Data entries:
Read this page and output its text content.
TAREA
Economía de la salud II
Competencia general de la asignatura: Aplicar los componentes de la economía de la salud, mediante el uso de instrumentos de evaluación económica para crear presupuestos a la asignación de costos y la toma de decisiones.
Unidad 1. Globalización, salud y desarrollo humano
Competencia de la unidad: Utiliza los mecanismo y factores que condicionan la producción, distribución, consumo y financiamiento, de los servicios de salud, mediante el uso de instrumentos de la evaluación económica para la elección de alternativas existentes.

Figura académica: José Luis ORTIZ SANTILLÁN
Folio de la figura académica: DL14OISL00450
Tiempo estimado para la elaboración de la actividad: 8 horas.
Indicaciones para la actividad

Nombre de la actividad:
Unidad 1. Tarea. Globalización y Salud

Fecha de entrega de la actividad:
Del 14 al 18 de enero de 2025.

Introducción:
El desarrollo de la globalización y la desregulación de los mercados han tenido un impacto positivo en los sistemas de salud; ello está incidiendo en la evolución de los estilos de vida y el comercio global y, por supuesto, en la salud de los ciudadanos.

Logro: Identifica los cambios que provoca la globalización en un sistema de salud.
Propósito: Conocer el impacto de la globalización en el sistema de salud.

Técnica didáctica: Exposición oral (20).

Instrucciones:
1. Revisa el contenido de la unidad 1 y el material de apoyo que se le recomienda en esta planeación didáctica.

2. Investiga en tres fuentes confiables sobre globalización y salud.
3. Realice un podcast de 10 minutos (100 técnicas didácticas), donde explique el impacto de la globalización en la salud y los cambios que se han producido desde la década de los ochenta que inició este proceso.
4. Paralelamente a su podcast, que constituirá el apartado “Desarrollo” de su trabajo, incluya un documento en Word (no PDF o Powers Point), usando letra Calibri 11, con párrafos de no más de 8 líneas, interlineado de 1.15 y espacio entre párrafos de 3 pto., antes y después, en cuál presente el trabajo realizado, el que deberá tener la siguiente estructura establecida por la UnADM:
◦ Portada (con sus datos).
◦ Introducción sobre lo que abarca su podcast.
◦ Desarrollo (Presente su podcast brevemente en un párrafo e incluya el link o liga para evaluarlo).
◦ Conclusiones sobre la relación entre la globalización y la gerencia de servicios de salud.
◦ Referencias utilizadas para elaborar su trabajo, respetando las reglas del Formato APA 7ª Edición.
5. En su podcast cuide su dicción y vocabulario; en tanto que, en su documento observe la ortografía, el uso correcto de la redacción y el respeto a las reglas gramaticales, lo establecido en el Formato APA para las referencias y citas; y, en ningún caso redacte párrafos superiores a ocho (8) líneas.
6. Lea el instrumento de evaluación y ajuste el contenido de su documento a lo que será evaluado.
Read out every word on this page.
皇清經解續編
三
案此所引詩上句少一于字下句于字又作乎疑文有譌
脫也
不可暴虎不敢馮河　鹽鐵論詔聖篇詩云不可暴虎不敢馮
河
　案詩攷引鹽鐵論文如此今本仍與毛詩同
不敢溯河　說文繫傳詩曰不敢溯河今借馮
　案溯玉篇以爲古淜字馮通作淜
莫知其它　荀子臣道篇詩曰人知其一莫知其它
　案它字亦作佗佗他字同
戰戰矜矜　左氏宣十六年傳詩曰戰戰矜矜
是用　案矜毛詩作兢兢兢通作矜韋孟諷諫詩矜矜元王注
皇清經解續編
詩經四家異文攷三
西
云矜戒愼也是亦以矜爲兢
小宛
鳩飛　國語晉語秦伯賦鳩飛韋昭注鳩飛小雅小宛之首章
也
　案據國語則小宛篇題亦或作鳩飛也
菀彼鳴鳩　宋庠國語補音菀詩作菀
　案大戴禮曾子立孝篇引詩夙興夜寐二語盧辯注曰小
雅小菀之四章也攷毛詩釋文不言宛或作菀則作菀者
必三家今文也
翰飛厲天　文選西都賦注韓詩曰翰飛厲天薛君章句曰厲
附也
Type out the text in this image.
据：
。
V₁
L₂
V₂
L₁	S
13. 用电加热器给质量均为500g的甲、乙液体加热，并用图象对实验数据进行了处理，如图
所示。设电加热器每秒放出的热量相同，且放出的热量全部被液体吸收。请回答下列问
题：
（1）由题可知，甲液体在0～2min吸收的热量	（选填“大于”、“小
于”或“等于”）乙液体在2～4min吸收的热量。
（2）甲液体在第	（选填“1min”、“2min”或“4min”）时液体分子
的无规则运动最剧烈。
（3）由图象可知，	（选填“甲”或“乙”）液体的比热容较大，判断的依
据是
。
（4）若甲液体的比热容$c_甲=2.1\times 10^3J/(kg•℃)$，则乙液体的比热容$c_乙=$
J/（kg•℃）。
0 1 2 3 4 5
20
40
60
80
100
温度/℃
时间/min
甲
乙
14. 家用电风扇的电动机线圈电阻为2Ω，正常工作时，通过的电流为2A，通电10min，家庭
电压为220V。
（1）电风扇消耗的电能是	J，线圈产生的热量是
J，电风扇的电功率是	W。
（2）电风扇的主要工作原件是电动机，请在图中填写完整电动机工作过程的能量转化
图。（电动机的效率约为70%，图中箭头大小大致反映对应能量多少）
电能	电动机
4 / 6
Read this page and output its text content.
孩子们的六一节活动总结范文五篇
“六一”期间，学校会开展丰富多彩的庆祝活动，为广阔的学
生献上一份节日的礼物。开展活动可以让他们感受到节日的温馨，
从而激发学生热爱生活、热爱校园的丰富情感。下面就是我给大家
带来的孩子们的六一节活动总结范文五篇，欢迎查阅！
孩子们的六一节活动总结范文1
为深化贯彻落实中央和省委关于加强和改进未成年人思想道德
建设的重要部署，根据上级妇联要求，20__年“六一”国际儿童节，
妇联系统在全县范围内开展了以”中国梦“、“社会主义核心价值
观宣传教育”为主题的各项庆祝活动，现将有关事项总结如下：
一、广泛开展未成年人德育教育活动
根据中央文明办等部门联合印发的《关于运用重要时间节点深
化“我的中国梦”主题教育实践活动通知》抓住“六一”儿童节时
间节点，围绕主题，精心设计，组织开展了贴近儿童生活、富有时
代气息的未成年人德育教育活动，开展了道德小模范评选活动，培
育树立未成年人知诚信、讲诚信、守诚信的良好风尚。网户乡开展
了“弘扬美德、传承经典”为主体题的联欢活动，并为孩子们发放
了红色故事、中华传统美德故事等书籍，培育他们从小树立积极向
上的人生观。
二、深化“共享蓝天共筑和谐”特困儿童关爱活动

[WHAT TO DO] From the first line to the last, please quote the material above exactly.

[FULL SOLUTION]
Read this page and output its text content.
TAREA
Economía de la salud II
Competencia general de la asignatura: Aplicar los componentes de la economía de la salud, mediante el uso de instrumentos de evaluación económica para crear presupuestos a la asignación de costos y la toma de decisiones.
Unidad 1. Globalización, salud y desarrollo humano
Competencia de la unidad: Utiliza los mecanismo y factores que condicionan la producción, distribución, consumo y financiamiento, de los servicios de salud, mediante el uso de instrumentos de la evaluación económica para la elección de alternativas existentes.

Figura académica: José Luis ORTIZ SANTILLÁN
Folio de la figura académica: DL14OISL00450
Tiempo estimado para la elaboración de la actividad: 8 horas.
Indicaciones para la actividad

Nombre de la actividad:
Unidad 1. Tarea. Globalización y Salud

Fecha de entrega de la actividad:
Del 14 al 18 de enero de 2025.

Introducción:
El desarrollo de la globalización y la desregulación de los mercados han tenido un impacto positivo en los sistemas de salud; ello está incidiendo en la evolución de los estilos de vida y el comercio global y, por supuesto, en la salud de los ciudadanos.

Logro: Identifica los cambios que provoca la globalización en un sistema de salud.
Propósito: Conocer el impacto de la globalización en el sistema de salud.

Técnica didáctica: Exposición oral (20).

Instrucciones:
1. Revisa el contenido de la unidad 1 y el material de apoyo que se le recomienda en esta planeación didáctica.

2. Investiga en tres fuentes confiables sobre globalización y salud.
3. Realice un podcast de 10 minutos (100 técnicas didácticas), donde explique el impacto de la globalización en la salud y los cambios que se han producido desde la década de los ochenta que inició este proceso.
4. Paralelamente a su podcast, que constituirá el apartado “Desarrollo” de su trabajo, incluya un documento en Word (no PDF o Powers Point), usando letra Calibri 11, con párrafos de no más de 8 líneas, interlineado de 1.15 y espacio entre párrafos de 3 pto., antes y después, en cuál presente el trabajo realizado, el que deberá tener la siguiente estructura establecida por la UnADM:
◦ Portada (con sus datos).
◦ Introducción sobre lo que abarca su podcast.
◦ Desarrollo (Presente su podcast brevemente en un párrafo e incluya el link o liga para evaluarlo).
◦ Conclusiones sobre la relación entre la globalización y la gerencia de servicios de salud.
◦ Referencias utilizadas para elaborar su trabajo, respetando las reglas del Formato APA 7ª Edición.
5. En su podcast cuide su dicción y vocabulario; en tanto que, en su documento observe la ortografía, el uso correcto de la redacción y el respeto a las reglas gramaticales, lo establecido en el Formato APA para las referencias y citas; y, en ningún caso redacte párrafos superiores a ocho (8) líneas.
6. Lea el instrumento de evaluación y ajuste el contenido de su documento a lo que será evaluado.
Read out every word on this page.
皇清經解續編
三
案此所引詩上句少一于字下句于字又作乎疑文有譌
脫也
不可暴虎不敢馮河　鹽鐵論詔聖篇詩云不可暴虎不敢馮
河
　案詩攷引鹽鐵論文如此今本仍與毛詩同
不敢溯河　說文繫傳詩曰不敢溯河今借馮
　案溯玉篇以爲古淜字馮通作淜
莫知其它　荀子臣道篇詩曰人知其一莫知其它
　案它字亦作佗佗他字同
戰戰矜矜　左氏宣十六年傳詩曰戰戰矜矜
是用　案矜毛詩作兢兢兢通作矜韋孟諷諫詩矜矜元王注
皇清經解續編
詩經四家異文攷三
西
云矜戒愼也是亦以矜爲兢
小宛
鳩飛　國語晉語秦伯賦鳩飛韋昭注鳩飛小雅小宛之首章
也
　案據國語則小宛篇題亦或作鳩飛也
菀彼鳴鳩　宋庠國語補音菀詩作菀
　案大戴禮曾子立孝篇引詩夙興夜寐二語盧辯注曰小
雅小菀之四章也攷毛詩釋文不言宛或作菀則作菀者
必三家今文也
翰飛厲天　文選西都賦注韓詩曰翰飛厲天薛君章句曰厲
附也
Type out the text in this image.
据：
。
V₁
L₂
V₂
L₁	S
13. 用电加热器给质量均为500g的甲、乙液体加热，并用图象对实验数据进行了处理，如图
所示。设电加热器每秒放出的热量相同，且放出的热量全部被液体吸收。请回答下列问
题：
（1）由题可知，甲液体在0～2min吸收的热量	（选填“大于”、“小
于”或“等于”）乙液体在2～4min吸收的热量。
（2）甲液体在第	（选填“1min”、“2min”或“4min”）时液体分子
的无规则运动最剧烈。
（3）由图象可知，	（选填“甲”或“乙”）液体的比热容较大，判断的依
据是
。
（4）若甲液体的比热容$c_甲=2.1\times 10^3J/(kg•℃)$，则乙液体的比热容$c_乙=$
J/（kg•℃）。
0 1 2 3 4 5
20
40
60
80
100
温度/℃
时间/min
甲
乙
14. 家用电风扇的电动机线圈电阻为2Ω，正常工作时，通过的电流为2A，通电10min，家庭
电压为220V。
（1）电风扇消耗的电能是	J，线圈产生的热量是
J，电风扇的电功率是	W。
（2）电风扇的主要工作原件是电动机，请在图中填写完整电动机工作过程的能量转化
图。（电动机的效率约为70%，图中箭头大小大致反映对应能量多少）
电能	电动机
4 / 6
Read this page and output its text content.
孩子们的六一节活动总结范文五篇
“六一”期间，学校会开展丰富多彩的庆祝活动，为广阔的学
生献上一份节日的礼物。开展活动可以让他们感受到节日的温馨，
从而激发学生热爱生活、热爱校园的丰富情感。下面就是我给大家
带来的孩子们的六一节活动总结范文五篇，欢迎查阅！
孩子们的六一节活动总结范文1
为深化贯彻落实中央和省委关于加强和改进未成年人思想道德
建设的重要部署，根据上级妇联要求，20__年“六一”国际儿童节，
妇联系统在全县范围内开展了以”中国梦“、“社会主义核心价值
观宣传教育”为主题的各项庆祝活动，现将有关事项总结如下：
一、广泛开展未成年人德育教育活动
根据中央文明办等部门联合印发的《关于运用重要时间节点深
化“我的中国梦”主题教育实践活动通知》抓住“六一”儿童节时
间节点，围绕主题，精心设计，组织开展了贴近儿童生活、富有时
代气息的未成年人德育教育活动，开展了道德小模范评选活动，培
育树立未成年人知诚信、讲诚信、守诚信的良好风尚。网户乡开展
了“弘扬美德、传承经典”为主体题的联欢活动，并为孩子们发放
了红色故事、中华传统美德故事等书籍，培育他们从小树立积极向
上的人生观。
二、深化“共享蓝天共筑和谐”特困儿童关爱活动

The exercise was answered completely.